THE DATA start
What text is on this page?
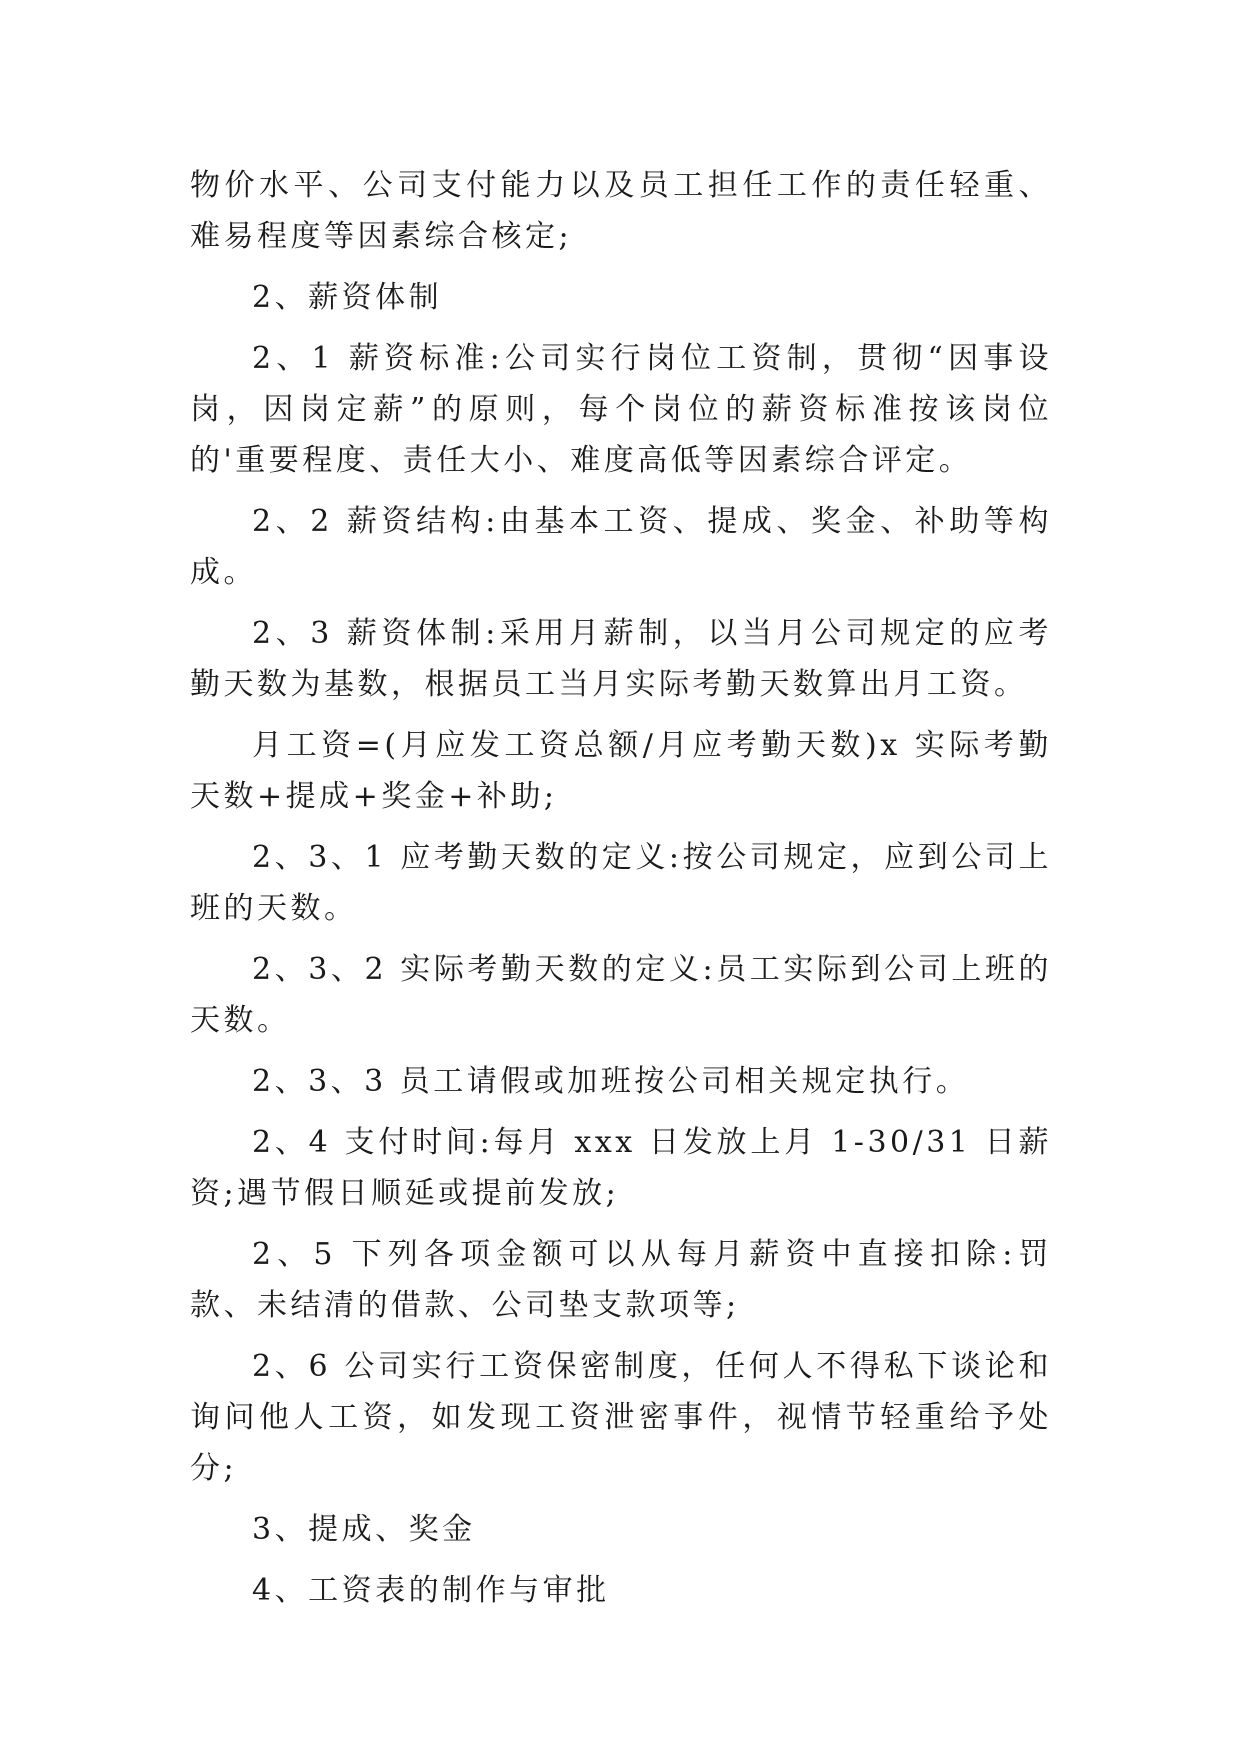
物价水平、公司支付能力以及员工担任工作的责任轻重、难易程度等因素综合核定;

2、薪资体制

2、1 薪资标准:公司实行岗位工资制，贯彻“因事设岗，因岗定薪”的原则，每个岗位的薪资标准按该岗位的'重要程度、责任大小、难度高低等因素综合评定。

2、2 薪资结构:由基本工资、提成、奖金、补助等构成。

2、3 薪资体制:采用月薪制，以当月公司规定的应考勤天数为基数，根据员工当月实际考勤天数算出月工资。

月工资=(月应发工资总额/月应考勤天数)x 实际考勤天数+提成+奖金+补助;

2、3、1 应考勤天数的定义:按公司规定，应到公司上班的天数。

2、3、2 实际考勤天数的定义:员工实际到公司上班的天数。

2、3、3 员工请假或加班按公司相关规定执行。

2、4 支付时间:每月 xxx 日发放上月 1-30/31 日薪资;遇节假日顺延或提前发放;

2、5 下列各项金额可以从每月薪资中直接扣除:罚款、未结清的借款、公司垫支款项等;

2、6 公司实行工资保密制度，任何人不得私下谈论和询问他人工资，如发现工资泄密事件，视情节轻重给予处分;

3、提成、奖金

4、工资表的制作与审批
THE DATA end
#### TASK BRIEF:
Leave out the pictures and copy the rest of the material above exactly.

#### WORKED ANSWER:
What text is on this page?
物价水平、公司支付能力以及员工担任工作的责任轻重、难易程度等因素综合核定;

2、薪资体制

2、1 薪资标准:公司实行岗位工资制，贯彻“因事设岗，因岗定薪”的原则，每个岗位的薪资标准按该岗位的'重要程度、责任大小、难度高低等因素综合评定。

2、2 薪资结构:由基本工资、提成、奖金、补助等构成。

2、3 薪资体制:采用月薪制，以当月公司规定的应考勤天数为基数，根据员工当月实际考勤天数算出月工资。

月工资=(月应发工资总额/月应考勤天数)x 实际考勤天数+提成+奖金+补助;

2、3、1 应考勤天数的定义:按公司规定，应到公司上班的天数。

2、3、2 实际考勤天数的定义:员工实际到公司上班的天数。

2、3、3 员工请假或加班按公司相关规定执行。

2、4 支付时间:每月 xxx 日发放上月 1-30/31 日薪资;遇节假日顺延或提前发放;

2、5 下列各项金额可以从每月薪资中直接扣除:罚款、未结清的借款、公司垫支款项等;

2、6 公司实行工资保密制度，任何人不得私下谈论和询问他人工资，如发现工资泄密事件，视情节轻重给予处分;

3、提成、奖金

4、工资表的制作与审批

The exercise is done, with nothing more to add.